_DATA TO PROCESS_.

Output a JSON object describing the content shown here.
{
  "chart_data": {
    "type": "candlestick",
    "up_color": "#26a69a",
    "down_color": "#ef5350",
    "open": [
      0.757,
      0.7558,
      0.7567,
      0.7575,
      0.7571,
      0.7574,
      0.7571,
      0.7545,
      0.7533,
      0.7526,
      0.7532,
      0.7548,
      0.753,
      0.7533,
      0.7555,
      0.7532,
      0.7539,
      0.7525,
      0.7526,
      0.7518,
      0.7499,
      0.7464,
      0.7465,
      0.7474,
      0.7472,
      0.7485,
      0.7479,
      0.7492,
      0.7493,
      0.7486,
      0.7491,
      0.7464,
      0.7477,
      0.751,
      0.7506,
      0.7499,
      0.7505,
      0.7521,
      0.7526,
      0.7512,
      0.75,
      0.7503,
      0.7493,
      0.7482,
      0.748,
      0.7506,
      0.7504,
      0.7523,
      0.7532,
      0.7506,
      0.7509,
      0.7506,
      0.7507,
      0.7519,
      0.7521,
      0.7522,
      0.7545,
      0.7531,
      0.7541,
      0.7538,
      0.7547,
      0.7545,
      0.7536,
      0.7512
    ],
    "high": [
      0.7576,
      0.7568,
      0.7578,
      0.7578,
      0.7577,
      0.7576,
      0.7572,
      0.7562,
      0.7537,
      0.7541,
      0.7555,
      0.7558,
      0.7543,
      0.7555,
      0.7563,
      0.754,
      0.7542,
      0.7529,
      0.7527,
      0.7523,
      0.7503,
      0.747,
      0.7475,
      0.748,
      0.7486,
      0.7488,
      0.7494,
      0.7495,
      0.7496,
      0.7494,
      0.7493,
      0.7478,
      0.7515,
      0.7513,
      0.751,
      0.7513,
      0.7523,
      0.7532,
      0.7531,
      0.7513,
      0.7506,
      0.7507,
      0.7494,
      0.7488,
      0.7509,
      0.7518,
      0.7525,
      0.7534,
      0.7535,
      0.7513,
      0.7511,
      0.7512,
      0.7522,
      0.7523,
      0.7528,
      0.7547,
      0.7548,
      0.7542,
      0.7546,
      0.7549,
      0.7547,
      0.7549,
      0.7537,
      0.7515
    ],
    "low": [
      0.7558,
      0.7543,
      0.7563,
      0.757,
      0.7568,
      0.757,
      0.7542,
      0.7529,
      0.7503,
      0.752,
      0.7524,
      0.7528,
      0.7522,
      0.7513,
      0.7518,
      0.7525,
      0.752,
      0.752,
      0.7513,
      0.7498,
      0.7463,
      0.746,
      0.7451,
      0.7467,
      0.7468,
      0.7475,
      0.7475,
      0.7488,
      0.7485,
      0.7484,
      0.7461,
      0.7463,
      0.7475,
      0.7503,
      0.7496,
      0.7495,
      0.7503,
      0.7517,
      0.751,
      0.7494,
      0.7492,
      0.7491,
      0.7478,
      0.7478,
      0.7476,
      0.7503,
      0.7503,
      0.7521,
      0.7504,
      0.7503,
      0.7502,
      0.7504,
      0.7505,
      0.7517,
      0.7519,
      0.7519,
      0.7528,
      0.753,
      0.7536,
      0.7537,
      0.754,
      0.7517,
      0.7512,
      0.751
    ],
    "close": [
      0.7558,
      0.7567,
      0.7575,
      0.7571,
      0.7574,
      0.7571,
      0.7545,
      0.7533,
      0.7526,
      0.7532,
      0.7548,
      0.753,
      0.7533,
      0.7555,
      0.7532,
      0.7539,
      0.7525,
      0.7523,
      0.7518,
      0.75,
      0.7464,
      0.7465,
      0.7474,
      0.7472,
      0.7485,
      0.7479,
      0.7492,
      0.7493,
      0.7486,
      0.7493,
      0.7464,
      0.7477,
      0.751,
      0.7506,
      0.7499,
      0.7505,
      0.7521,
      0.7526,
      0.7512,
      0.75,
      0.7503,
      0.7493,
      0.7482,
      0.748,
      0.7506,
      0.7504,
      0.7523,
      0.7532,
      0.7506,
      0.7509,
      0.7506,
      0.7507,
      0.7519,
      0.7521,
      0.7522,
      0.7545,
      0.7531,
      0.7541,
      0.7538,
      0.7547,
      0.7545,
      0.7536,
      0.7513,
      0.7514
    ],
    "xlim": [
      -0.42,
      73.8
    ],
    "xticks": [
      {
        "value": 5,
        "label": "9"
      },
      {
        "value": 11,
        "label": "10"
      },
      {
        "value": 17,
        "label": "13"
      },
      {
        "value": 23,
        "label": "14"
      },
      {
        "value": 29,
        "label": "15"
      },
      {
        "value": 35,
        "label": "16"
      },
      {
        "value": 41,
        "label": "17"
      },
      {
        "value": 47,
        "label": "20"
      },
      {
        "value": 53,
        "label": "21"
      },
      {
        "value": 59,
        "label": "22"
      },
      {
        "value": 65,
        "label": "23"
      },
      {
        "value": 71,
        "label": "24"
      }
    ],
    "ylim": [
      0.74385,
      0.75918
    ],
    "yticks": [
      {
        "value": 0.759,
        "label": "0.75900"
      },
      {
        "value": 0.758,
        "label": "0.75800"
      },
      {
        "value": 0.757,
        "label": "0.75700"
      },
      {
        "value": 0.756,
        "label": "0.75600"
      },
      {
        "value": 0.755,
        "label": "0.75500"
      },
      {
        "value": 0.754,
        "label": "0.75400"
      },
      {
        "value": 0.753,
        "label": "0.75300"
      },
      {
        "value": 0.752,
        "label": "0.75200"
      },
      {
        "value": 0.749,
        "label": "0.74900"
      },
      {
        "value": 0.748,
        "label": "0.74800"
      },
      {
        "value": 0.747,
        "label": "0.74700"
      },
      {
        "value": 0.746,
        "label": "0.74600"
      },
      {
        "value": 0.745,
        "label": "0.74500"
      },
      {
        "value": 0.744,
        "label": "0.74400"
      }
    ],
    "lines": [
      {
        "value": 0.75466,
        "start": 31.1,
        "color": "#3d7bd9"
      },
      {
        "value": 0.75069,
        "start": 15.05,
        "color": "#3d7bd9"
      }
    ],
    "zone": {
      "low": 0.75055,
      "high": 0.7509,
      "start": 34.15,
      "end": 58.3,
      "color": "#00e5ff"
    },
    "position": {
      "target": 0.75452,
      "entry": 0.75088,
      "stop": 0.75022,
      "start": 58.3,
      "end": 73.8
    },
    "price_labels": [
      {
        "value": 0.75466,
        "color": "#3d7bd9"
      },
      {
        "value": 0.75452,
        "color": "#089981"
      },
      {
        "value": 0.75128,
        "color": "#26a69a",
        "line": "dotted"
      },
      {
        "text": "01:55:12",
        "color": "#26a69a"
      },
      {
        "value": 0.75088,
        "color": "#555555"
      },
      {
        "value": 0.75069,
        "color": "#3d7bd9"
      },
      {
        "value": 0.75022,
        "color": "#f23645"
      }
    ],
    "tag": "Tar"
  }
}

_EXERCISE PROMPT_. Using the records above, gather all lines where the string "start" is present.

_THE REPLY_.
        "start": 31.1,
        "start": 15.05,
      "start": 34.15,
      "start": 58.3,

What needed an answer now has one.